[Begin Data provided]

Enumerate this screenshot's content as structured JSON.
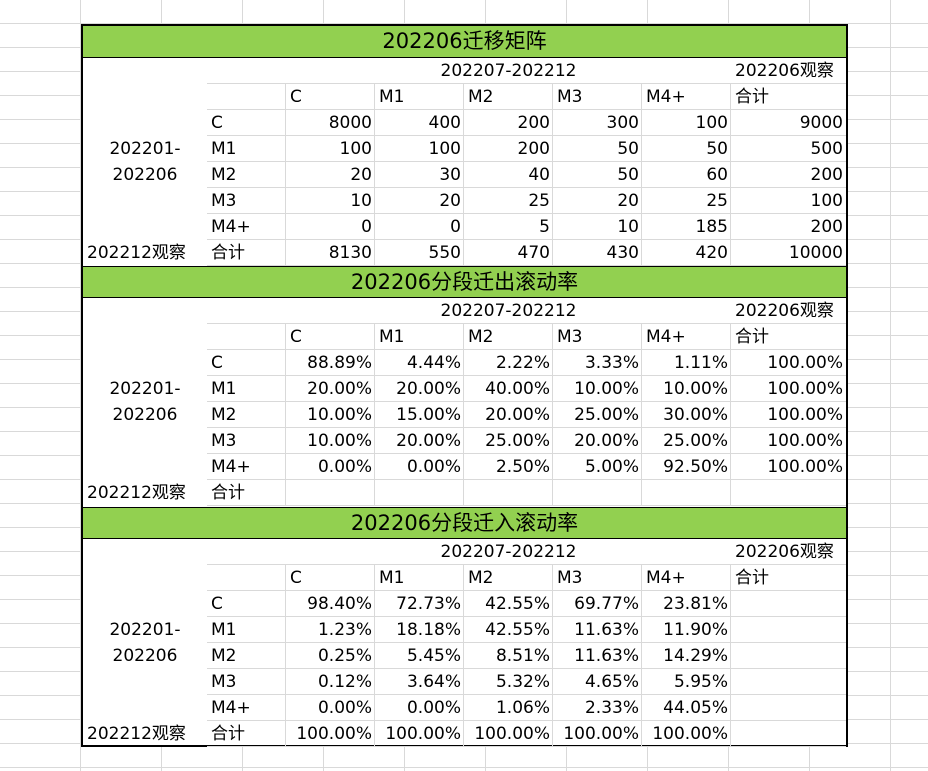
{
  "sections": [
    {
      "title": "202206迁移矩阵",
      "period_header": "202207-202212",
      "obs_header": "202206观察",
      "col_headers": [
        "C",
        "M1",
        "M2",
        "M3",
        "M4+"
      ],
      "total_col_label": "合计",
      "row_group_label": "202201-\n202206",
      "row_group_line1": "202201-",
      "row_group_line2": "202206",
      "footer_label": "202212观察",
      "total_row_label": "合计",
      "rows": [
        {
          "label": "C",
          "values": [
            "8000",
            "400",
            "200",
            "300",
            "100"
          ],
          "total": "9000"
        },
        {
          "label": "M1",
          "values": [
            "100",
            "100",
            "200",
            "50",
            "50"
          ],
          "total": "500"
        },
        {
          "label": "M2",
          "values": [
            "20",
            "30",
            "40",
            "50",
            "60"
          ],
          "total": "200"
        },
        {
          "label": "M3",
          "values": [
            "10",
            "20",
            "25",
            "20",
            "25"
          ],
          "total": "100"
        },
        {
          "label": "M4+",
          "values": [
            "0",
            "0",
            "5",
            "10",
            "185"
          ],
          "total": "200"
        }
      ],
      "total_row": [
        "8130",
        "550",
        "470",
        "430",
        "420",
        "10000"
      ]
    },
    {
      "title": "202206分段迁出滚动率",
      "period_header": "202207-202212",
      "obs_header": "202206观察",
      "col_headers": [
        "C",
        "M1",
        "M2",
        "M3",
        "M4+"
      ],
      "total_col_label": "合计",
      "row_group_line1": "202201-",
      "row_group_line2": "202206",
      "footer_label": "202212观察",
      "total_row_label": "合计",
      "rows": [
        {
          "label": "C",
          "values": [
            "88.89%",
            "4.44%",
            "2.22%",
            "3.33%",
            "1.11%"
          ],
          "total": "100.00%"
        },
        {
          "label": "M1",
          "values": [
            "20.00%",
            "20.00%",
            "40.00%",
            "10.00%",
            "10.00%"
          ],
          "total": "100.00%"
        },
        {
          "label": "M2",
          "values": [
            "10.00%",
            "15.00%",
            "20.00%",
            "25.00%",
            "30.00%"
          ],
          "total": "100.00%"
        },
        {
          "label": "M3",
          "values": [
            "10.00%",
            "20.00%",
            "25.00%",
            "20.00%",
            "25.00%"
          ],
          "total": "100.00%"
        },
        {
          "label": "M4+",
          "values": [
            "0.00%",
            "0.00%",
            "2.50%",
            "5.00%",
            "92.50%"
          ],
          "total": "100.00%"
        }
      ],
      "total_row": [
        "",
        "",
        "",
        "",
        "",
        ""
      ]
    },
    {
      "title": "202206分段迁入滚动率",
      "period_header": "202207-202212",
      "obs_header": "202206观察",
      "col_headers": [
        "C",
        "M1",
        "M2",
        "M3",
        "M4+"
      ],
      "total_col_label": "合计",
      "row_group_line1": "202201-",
      "row_group_line2": "202206",
      "footer_label": "202212观察",
      "total_row_label": "合计",
      "rows": [
        {
          "label": "C",
          "values": [
            "98.40%",
            "72.73%",
            "42.55%",
            "69.77%",
            "23.81%"
          ],
          "total": ""
        },
        {
          "label": "M1",
          "values": [
            "1.23%",
            "18.18%",
            "42.55%",
            "11.63%",
            "11.90%"
          ],
          "total": ""
        },
        {
          "label": "M2",
          "values": [
            "0.25%",
            "5.45%",
            "8.51%",
            "11.63%",
            "14.29%"
          ],
          "total": ""
        },
        {
          "label": "M3",
          "values": [
            "0.12%",
            "3.64%",
            "5.32%",
            "4.65%",
            "5.95%"
          ],
          "total": ""
        },
        {
          "label": "M4+",
          "values": [
            "0.00%",
            "0.00%",
            "1.06%",
            "2.33%",
            "44.05%"
          ],
          "total": ""
        }
      ],
      "total_row": [
        "100.00%",
        "100.00%",
        "100.00%",
        "100.00%",
        "100.00%",
        ""
      ]
    }
  ]
}
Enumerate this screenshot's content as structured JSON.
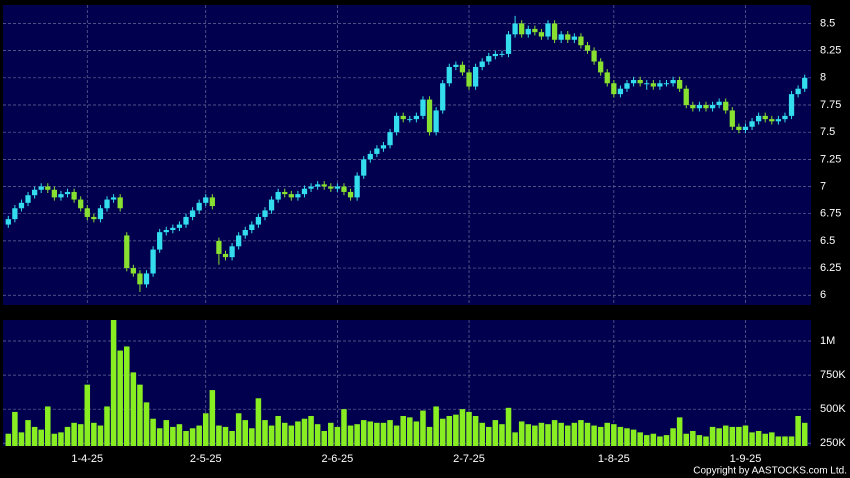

[End Data provided]

§ **Exercise description**: Reproduce the data verbatim. Do not carry any picture into the copy.

§ **Finished exercise**:
Enumerate this screenshot's content as structured JSON.
{
  "sections": [
    {
      "title": "202206迁移矩阵",
      "period_header": "202207-202212",
      "obs_header": "202206观察",
      "col_headers": [
        "C",
        "M1",
        "M2",
        "M3",
        "M4+"
      ],
      "total_col_label": "合计",
      "row_group_label": "202201-\n202206",
      "row_group_line1": "202201-",
      "row_group_line2": "202206",
      "footer_label": "202212观察",
      "total_row_label": "合计",
      "rows": [
        {
          "label": "C",
          "values": [
            "8000",
            "400",
            "200",
            "300",
            "100"
          ],
          "total": "9000"
        },
        {
          "label": "M1",
          "values": [
            "100",
            "100",
            "200",
            "50",
            "50"
          ],
          "total": "500"
        },
        {
          "label": "M2",
          "values": [
            "20",
            "30",
            "40",
            "50",
            "60"
          ],
          "total": "200"
        },
        {
          "label": "M3",
          "values": [
            "10",
            "20",
            "25",
            "20",
            "25"
          ],
          "total": "100"
        },
        {
          "label": "M4+",
          "values": [
            "0",
            "0",
            "5",
            "10",
            "185"
          ],
          "total": "200"
        }
      ],
      "total_row": [
        "8130",
        "550",
        "470",
        "430",
        "420",
        "10000"
      ]
    },
    {
      "title": "202206分段迁出滚动率",
      "period_header": "202207-202212",
      "obs_header": "202206观察",
      "col_headers": [
        "C",
        "M1",
        "M2",
        "M3",
        "M4+"
      ],
      "total_col_label": "合计",
      "row_group_line1": "202201-",
      "row_group_line2": "202206",
      "footer_label": "202212观察",
      "total_row_label": "合计",
      "rows": [
        {
          "label": "C",
          "values": [
            "88.89%",
            "4.44%",
            "2.22%",
            "3.33%",
            "1.11%"
          ],
          "total": "100.00%"
        },
        {
          "label": "M1",
          "values": [
            "20.00%",
            "20.00%",
            "40.00%",
            "10.00%",
            "10.00%"
          ],
          "total": "100.00%"
        },
        {
          "label": "M2",
          "values": [
            "10.00%",
            "15.00%",
            "20.00%",
            "25.00%",
            "30.00%"
          ],
          "total": "100.00%"
        },
        {
          "label": "M3",
          "values": [
            "10.00%",
            "20.00%",
            "25.00%",
            "20.00%",
            "25.00%"
          ],
          "total": "100.00%"
        },
        {
          "label": "M4+",
          "values": [
            "0.00%",
            "0.00%",
            "2.50%",
            "5.00%",
            "92.50%"
          ],
          "total": "100.00%"
        }
      ],
      "total_row": [
        "",
        "",
        "",
        "",
        "",
        ""
      ]
    },
    {
      "title": "202206分段迁入滚动率",
      "period_header": "202207-202212",
      "obs_header": "202206观察",
      "col_headers": [
        "C",
        "M1",
        "M2",
        "M3",
        "M4+"
      ],
      "total_col_label": "合计",
      "row_group_line1": "202201-",
      "row_group_line2": "202206",
      "footer_label": "202212观察",
      "total_row_label": "合计",
      "rows": [
        {
          "label": "C",
          "values": [
            "98.40%",
            "72.73%",
            "42.55%",
            "69.77%",
            "23.81%"
          ],
          "total": ""
        },
        {
          "label": "M1",
          "values": [
            "1.23%",
            "18.18%",
            "42.55%",
            "11.63%",
            "11.90%"
          ],
          "total": ""
        },
        {
          "label": "M2",
          "values": [
            "0.25%",
            "5.45%",
            "8.51%",
            "11.63%",
            "14.29%"
          ],
          "total": ""
        },
        {
          "label": "M3",
          "values": [
            "0.12%",
            "3.64%",
            "5.32%",
            "4.65%",
            "5.95%"
          ],
          "total": ""
        },
        {
          "label": "M4+",
          "values": [
            "0.00%",
            "0.00%",
            "1.06%",
            "2.33%",
            "44.05%"
          ],
          "total": ""
        }
      ],
      "total_row": [
        "100.00%",
        "100.00%",
        "100.00%",
        "100.00%",
        "100.00%",
        ""
      ]
    }
  ]
}
Enumerate this screenshot's content as structured JSON.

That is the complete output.